Given records:
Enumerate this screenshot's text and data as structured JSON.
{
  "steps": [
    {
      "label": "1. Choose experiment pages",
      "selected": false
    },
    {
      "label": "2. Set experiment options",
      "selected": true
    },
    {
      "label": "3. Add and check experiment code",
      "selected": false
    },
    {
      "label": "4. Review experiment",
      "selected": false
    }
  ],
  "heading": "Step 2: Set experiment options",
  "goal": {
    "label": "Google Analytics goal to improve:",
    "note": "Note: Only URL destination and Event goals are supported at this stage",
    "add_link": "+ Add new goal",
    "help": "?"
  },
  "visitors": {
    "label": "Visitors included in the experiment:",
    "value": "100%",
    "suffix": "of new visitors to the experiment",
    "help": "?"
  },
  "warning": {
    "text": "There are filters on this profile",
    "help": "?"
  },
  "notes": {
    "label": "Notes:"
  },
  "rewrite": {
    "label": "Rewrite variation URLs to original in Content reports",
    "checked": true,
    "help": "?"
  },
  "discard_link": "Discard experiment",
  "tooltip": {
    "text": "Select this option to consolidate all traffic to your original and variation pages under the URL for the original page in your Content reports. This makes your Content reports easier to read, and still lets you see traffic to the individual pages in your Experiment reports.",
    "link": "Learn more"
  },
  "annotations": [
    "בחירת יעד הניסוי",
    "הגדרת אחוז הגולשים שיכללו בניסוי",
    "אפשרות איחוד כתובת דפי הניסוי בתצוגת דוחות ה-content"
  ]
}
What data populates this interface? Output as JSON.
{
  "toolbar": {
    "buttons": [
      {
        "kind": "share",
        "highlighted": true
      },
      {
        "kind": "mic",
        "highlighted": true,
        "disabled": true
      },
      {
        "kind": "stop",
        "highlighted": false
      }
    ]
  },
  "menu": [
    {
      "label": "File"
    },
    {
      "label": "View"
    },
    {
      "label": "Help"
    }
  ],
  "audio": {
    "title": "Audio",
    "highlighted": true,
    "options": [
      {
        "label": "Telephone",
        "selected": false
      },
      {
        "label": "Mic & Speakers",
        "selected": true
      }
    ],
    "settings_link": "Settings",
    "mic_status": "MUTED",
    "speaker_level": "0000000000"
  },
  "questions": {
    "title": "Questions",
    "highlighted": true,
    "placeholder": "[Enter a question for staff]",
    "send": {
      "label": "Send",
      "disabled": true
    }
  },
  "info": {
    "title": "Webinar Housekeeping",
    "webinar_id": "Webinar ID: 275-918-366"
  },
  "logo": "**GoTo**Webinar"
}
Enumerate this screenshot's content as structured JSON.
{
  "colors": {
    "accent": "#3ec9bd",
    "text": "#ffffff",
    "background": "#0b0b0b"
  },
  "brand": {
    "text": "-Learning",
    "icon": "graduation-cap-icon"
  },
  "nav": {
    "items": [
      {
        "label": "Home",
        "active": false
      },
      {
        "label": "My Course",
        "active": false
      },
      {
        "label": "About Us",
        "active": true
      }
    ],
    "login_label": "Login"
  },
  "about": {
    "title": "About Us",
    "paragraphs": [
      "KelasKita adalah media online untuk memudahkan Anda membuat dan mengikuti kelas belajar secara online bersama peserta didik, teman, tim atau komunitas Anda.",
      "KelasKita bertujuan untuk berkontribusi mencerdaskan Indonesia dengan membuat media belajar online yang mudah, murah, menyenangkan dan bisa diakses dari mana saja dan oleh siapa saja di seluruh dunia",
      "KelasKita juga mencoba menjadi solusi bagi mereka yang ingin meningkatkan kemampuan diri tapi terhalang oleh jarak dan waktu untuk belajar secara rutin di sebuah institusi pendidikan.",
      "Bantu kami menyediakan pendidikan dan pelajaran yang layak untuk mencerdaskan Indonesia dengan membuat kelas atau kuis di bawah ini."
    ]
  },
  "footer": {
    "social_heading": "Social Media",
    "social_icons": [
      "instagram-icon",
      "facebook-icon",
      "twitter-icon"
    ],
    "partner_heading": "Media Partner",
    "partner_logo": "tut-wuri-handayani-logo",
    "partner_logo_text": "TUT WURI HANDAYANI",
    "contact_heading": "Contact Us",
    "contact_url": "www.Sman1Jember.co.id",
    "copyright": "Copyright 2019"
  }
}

Exercise task: Copy out each line of the data where the string "options" appears.

Output for this exercise:
      "label": "2. Set experiment options",
  "heading": "Step 2: Set experiment options",
    "options": [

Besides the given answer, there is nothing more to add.